Your objective →
Write out each entry, exactly the way it appears.

Records for this task →

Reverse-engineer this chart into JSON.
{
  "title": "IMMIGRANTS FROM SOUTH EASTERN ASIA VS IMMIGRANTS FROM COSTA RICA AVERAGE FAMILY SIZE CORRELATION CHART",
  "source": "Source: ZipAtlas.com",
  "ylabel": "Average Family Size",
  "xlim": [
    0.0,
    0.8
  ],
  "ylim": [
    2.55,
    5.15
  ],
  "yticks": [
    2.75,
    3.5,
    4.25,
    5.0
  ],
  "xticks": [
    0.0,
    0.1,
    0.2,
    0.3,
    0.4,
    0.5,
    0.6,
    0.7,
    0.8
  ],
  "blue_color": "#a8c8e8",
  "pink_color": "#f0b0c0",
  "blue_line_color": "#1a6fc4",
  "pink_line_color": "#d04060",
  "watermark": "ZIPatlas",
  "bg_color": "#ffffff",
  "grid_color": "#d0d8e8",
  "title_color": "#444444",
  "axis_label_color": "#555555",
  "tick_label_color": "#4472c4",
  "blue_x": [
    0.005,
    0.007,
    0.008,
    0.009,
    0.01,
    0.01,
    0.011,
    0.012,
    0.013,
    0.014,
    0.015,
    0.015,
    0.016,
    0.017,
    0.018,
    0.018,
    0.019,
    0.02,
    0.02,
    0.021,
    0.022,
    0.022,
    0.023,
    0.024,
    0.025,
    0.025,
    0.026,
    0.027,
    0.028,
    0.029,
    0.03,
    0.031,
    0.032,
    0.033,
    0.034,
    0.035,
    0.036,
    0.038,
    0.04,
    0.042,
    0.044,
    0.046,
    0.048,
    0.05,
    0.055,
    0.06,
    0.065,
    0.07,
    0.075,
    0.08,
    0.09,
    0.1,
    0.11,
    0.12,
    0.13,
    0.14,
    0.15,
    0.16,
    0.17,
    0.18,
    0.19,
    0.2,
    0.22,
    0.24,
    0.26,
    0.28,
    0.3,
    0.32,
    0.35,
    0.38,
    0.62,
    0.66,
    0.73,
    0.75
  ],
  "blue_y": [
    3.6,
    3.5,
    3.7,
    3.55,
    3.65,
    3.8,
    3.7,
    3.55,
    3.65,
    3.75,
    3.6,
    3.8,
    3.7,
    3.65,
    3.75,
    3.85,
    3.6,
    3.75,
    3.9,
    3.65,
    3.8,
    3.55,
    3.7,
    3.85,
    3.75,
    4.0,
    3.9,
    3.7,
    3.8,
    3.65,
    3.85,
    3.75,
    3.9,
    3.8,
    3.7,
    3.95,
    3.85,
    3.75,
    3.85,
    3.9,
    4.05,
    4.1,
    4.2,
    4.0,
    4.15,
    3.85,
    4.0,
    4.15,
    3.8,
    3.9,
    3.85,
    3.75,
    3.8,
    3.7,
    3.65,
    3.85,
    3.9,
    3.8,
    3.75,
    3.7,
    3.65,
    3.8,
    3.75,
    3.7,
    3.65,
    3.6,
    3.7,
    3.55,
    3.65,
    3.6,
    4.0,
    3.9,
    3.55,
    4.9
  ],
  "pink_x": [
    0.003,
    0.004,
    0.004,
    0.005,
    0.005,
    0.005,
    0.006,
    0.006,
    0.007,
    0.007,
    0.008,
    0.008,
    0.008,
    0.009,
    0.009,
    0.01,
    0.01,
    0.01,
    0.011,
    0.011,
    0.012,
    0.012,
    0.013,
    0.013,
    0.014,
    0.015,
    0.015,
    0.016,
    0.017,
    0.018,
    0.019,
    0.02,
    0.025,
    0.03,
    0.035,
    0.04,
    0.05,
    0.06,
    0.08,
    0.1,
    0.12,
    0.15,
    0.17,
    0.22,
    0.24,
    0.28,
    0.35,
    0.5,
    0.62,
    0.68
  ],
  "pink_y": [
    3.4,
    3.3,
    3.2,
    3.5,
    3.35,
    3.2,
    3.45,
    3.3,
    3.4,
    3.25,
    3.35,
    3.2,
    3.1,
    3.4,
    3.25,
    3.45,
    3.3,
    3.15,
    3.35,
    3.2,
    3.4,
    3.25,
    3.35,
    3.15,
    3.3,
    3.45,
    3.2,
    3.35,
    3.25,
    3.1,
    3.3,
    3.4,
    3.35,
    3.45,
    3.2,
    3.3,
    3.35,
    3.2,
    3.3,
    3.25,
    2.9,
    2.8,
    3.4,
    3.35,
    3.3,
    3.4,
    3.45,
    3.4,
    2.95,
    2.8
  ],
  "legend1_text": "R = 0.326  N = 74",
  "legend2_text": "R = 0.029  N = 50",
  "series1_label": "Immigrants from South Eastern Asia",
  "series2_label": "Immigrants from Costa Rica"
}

Answer to the exercise →
Reverse-engineer this chart into JSON.
{
  "title": "IMMIGRANTS FROM SOUTH EASTERN ASIA VS IMMIGRANTS FROM COSTA RICA AVERAGE FAMILY SIZE CORRELATION CHART",
  "source": "Source: ZipAtlas.com",
  "ylabel": "Average Family Size",
  "xlim": [
    0.0,
    0.8
  ],
  "ylim": [
    2.55,
    5.15
  ],
  "yticks": [
    2.75,
    3.5,
    4.25,
    5.0
  ],
  "xticks": [
    0.0,
    0.1,
    0.2,
    0.3,
    0.4,
    0.5,
    0.6,
    0.7,
    0.8
  ],
  "blue_color": "#a8c8e8",
  "pink_color": "#f0b0c0",
  "blue_line_color": "#1a6fc4",
  "pink_line_color": "#d04060",
  "watermark": "ZIPatlas",
  "bg_color": "#ffffff",
  "grid_color": "#d0d8e8",
  "title_color": "#444444",
  "axis_label_color": "#555555",
  "tick_label_color": "#4472c4",
  "blue_x": [
    0.005,
    0.007,
    0.008,
    0.009,
    0.01,
    0.01,
    0.011,
    0.012,
    0.013,
    0.014,
    0.015,
    0.015,
    0.016,
    0.017,
    0.018,
    0.018,
    0.019,
    0.02,
    0.02,
    0.021,
    0.022,
    0.022,
    0.023,
    0.024,
    0.025,
    0.025,
    0.026,
    0.027,
    0.028,
    0.029,
    0.03,
    0.031,
    0.032,
    0.033,
    0.034,
    0.035,
    0.036,
    0.038,
    0.04,
    0.042,
    0.044,
    0.046,
    0.048,
    0.05,
    0.055,
    0.06,
    0.065,
    0.07,
    0.075,
    0.08,
    0.09,
    0.1,
    0.11,
    0.12,
    0.13,
    0.14,
    0.15,
    0.16,
    0.17,
    0.18,
    0.19,
    0.2,
    0.22,
    0.24,
    0.26,
    0.28,
    0.3,
    0.32,
    0.35,
    0.38,
    0.62,
    0.66,
    0.73,
    0.75
  ],
  "blue_y": [
    3.6,
    3.5,
    3.7,
    3.55,
    3.65,
    3.8,
    3.7,
    3.55,
    3.65,
    3.75,
    3.6,
    3.8,
    3.7,
    3.65,
    3.75,
    3.85,
    3.6,
    3.75,
    3.9,
    3.65,
    3.8,
    3.55,
    3.7,
    3.85,
    3.75,
    4.0,
    3.9,
    3.7,
    3.8,
    3.65,
    3.85,
    3.75,
    3.9,
    3.8,
    3.7,
    3.95,
    3.85,
    3.75,
    3.85,
    3.9,
    4.05,
    4.1,
    4.2,
    4.0,
    4.15,
    3.85,
    4.0,
    4.15,
    3.8,
    3.9,
    3.85,
    3.75,
    3.8,
    3.7,
    3.65,
    3.85,
    3.9,
    3.8,
    3.75,
    3.7,
    3.65,
    3.8,
    3.75,
    3.7,
    3.65,
    3.6,
    3.7,
    3.55,
    3.65,
    3.6,
    4.0,
    3.9,
    3.55,
    4.9
  ],
  "pink_x": [
    0.003,
    0.004,
    0.004,
    0.005,
    0.005,
    0.005,
    0.006,
    0.006,
    0.007,
    0.007,
    0.008,
    0.008,
    0.008,
    0.009,
    0.009,
    0.01,
    0.01,
    0.01,
    0.011,
    0.011,
    0.012,
    0.012,
    0.013,
    0.013,
    0.014,
    0.015,
    0.015,
    0.016,
    0.017,
    0.018,
    0.019,
    0.02,
    0.025,
    0.03,
    0.035,
    0.04,
    0.05,
    0.06,
    0.08,
    0.1,
    0.12,
    0.15,
    0.17,
    0.22,
    0.24,
    0.28,
    0.35,
    0.5,
    0.62,
    0.68
  ],
  "pink_y": [
    3.4,
    3.3,
    3.2,
    3.5,
    3.35,
    3.2,
    3.45,
    3.3,
    3.4,
    3.25,
    3.35,
    3.2,
    3.1,
    3.4,
    3.25,
    3.45,
    3.3,
    3.15,
    3.35,
    3.2,
    3.4,
    3.25,
    3.35,
    3.15,
    3.3,
    3.45,
    3.2,
    3.35,
    3.25,
    3.1,
    3.3,
    3.4,
    3.35,
    3.45,
    3.2,
    3.3,
    3.35,
    3.2,
    3.3,
    3.25,
    2.9,
    2.8,
    3.4,
    3.35,
    3.3,
    3.4,
    3.45,
    3.4,
    2.95,
    2.8
  ],
  "legend1_text": "R = 0.326  N = 74",
  "legend2_text": "R = 0.029  N = 50",
  "series1_label": "Immigrants from South Eastern Asia",
  "series2_label": "Immigrants from Costa Rica"
}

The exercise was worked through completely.